Work to be completed ▸ Output each entry exactly; skip nothing.

━━ Record list ━━

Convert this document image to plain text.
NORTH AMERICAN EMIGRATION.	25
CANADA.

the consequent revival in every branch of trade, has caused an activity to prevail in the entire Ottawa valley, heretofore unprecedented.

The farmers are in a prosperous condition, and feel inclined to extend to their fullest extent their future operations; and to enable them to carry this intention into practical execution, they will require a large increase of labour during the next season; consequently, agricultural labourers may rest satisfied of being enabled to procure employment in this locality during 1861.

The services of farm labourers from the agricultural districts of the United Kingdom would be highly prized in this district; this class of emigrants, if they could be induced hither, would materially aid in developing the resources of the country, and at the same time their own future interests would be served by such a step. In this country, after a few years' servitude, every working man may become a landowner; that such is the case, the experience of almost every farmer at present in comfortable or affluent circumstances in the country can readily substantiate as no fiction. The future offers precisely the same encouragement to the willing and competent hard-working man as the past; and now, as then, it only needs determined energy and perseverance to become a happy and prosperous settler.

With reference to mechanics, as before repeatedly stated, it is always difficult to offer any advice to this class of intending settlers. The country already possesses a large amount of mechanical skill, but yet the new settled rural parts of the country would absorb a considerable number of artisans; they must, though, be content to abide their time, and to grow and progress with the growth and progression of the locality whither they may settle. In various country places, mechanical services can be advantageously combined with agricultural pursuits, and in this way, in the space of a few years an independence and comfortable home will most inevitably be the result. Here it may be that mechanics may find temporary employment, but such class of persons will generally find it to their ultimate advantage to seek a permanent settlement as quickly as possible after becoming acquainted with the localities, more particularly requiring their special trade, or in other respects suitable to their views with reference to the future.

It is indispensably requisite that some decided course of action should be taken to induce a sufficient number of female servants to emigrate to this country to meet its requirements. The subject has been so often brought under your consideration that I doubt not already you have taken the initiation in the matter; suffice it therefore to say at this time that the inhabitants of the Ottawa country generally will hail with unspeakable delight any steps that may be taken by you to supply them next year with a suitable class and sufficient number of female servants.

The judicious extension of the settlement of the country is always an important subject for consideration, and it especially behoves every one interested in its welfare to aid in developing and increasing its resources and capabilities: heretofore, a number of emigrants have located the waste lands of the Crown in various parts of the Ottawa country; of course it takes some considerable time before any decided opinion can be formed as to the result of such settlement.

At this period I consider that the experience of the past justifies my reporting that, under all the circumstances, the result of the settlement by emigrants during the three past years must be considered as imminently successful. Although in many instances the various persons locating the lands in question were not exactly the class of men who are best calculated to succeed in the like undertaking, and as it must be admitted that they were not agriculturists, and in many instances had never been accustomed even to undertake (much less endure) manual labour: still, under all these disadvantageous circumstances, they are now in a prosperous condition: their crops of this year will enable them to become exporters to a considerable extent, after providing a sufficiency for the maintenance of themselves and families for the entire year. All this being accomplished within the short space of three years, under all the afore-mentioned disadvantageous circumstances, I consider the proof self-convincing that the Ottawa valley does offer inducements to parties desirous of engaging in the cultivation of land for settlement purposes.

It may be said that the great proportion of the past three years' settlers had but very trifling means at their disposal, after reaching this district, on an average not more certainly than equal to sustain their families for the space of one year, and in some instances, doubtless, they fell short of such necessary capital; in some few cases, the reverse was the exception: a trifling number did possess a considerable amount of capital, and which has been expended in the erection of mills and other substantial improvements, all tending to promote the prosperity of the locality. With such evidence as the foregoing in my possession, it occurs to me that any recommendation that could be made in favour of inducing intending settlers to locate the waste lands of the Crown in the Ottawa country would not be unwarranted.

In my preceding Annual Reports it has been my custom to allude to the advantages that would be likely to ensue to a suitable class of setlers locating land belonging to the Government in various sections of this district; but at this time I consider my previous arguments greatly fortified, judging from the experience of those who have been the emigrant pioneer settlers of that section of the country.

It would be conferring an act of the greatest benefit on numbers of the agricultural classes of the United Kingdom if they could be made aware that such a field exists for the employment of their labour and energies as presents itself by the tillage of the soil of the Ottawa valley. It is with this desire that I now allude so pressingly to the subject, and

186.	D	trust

━━━

Full output ▸
Convert this document image to plain text.
NORTH AMERICAN EMIGRATION.	25
CANADA.

the consequent revival in every branch of trade, has caused an activity to prevail in the entire Ottawa valley, heretofore unprecedented.

The farmers are in a prosperous condition, and feel inclined to extend to their fullest extent their future operations; and to enable them to carry this intention into practical execution, they will require a large increase of labour during the next season; consequently, agricultural labourers may rest satisfied of being enabled to procure employment in this locality during 1861.

The services of farm labourers from the agricultural districts of the United Kingdom would be highly prized in this district; this class of emigrants, if they could be induced hither, would materially aid in developing the resources of the country, and at the same time their own future interests would be served by such a step. In this country, after a few years' servitude, every working man may become a landowner; that such is the case, the experience of almost every farmer at present in comfortable or affluent circumstances in the country can readily substantiate as no fiction. The future offers precisely the same encouragement to the willing and competent hard-working man as the past; and now, as then, it only needs determined energy and perseverance to become a happy and prosperous settler.

With reference to mechanics, as before repeatedly stated, it is always difficult to offer any advice to this class of intending settlers. The country already possesses a large amount of mechanical skill, but yet the new settled rural parts of the country would absorb a considerable number of artisans; they must, though, be content to abide their time, and to grow and progress with the growth and progression of the locality whither they may settle. In various country places, mechanical services can be advantageously combined with agricultural pursuits, and in this way, in the space of a few years an independence and comfortable home will most inevitably be the result. Here it may be that mechanics may find temporary employment, but such class of persons will generally find it to their ultimate advantage to seek a permanent settlement as quickly as possible after becoming acquainted with the localities, more particularly requiring their special trade, or in other respects suitable to their views with reference to the future.

It is indispensably requisite that some decided course of action should be taken to induce a sufficient number of female servants to emigrate to this country to meet its requirements. The subject has been so often brought under your consideration that I doubt not already you have taken the initiation in the matter; suffice it therefore to say at this time that the inhabitants of the Ottawa country generally will hail with unspeakable delight any steps that may be taken by you to supply them next year with a suitable class and sufficient number of female servants.

The judicious extension of the settlement of the country is always an important subject for consideration, and it especially behoves every one interested in its welfare to aid in developing and increasing its resources and capabilities: heretofore, a number of emigrants have located the waste lands of the Crown in various parts of the Ottawa country; of course it takes some considerable time before any decided opinion can be formed as to the result of such settlement.

At this period I consider that the experience of the past justifies my reporting that, under all the circumstances, the result of the settlement by emigrants during the three past years must be considered as imminently successful. Although in many instances the various persons locating the lands in question were not exactly the class of men who are best calculated to succeed in the like undertaking, and as it must be admitted that they were not agriculturists, and in many instances had never been accustomed even to undertake (much less endure) manual labour: still, under all these disadvantageous circumstances, they are now in a prosperous condition: their crops of this year will enable them to become exporters to a considerable extent, after providing a sufficiency for the maintenance of themselves and families for the entire year. All this being accomplished within the short space of three years, under all the afore-mentioned disadvantageous circumstances, I consider the proof self-convincing that the Ottawa valley does offer inducements to parties desirous of engaging in the cultivation of land for settlement purposes.

It may be said that the great proportion of the past three years' settlers had but very trifling means at their disposal, after reaching this district, on an average not more certainly than equal to sustain their families for the space of one year, and in some instances, doubtless, they fell short of such necessary capital; in some few cases, the reverse was the exception: a trifling number did possess a considerable amount of capital, and which has been expended in the erection of mills and other substantial improvements, all tending to promote the prosperity of the locality. With such evidence as the foregoing in my possession, it occurs to me that any recommendation that could be made in favour of inducing intending settlers to locate the waste lands of the Crown in the Ottawa country would not be unwarranted.

In my preceding Annual Reports it has been my custom to allude to the advantages that would be likely to ensue to a suitable class of setlers locating land belonging to the Government in various sections of this district; but at this time I consider my previous arguments greatly fortified, judging from the experience of those who have been the emigrant pioneer settlers of that section of the country.

It would be conferring an act of the greatest benefit on numbers of the agricultural classes of the United Kingdom if they could be made aware that such a field exists for the employment of their labour and energies as presents itself by the tillage of the soil of the Ottawa valley. It is with this desire that I now allude so pressingly to the subject, and

186.	D	trust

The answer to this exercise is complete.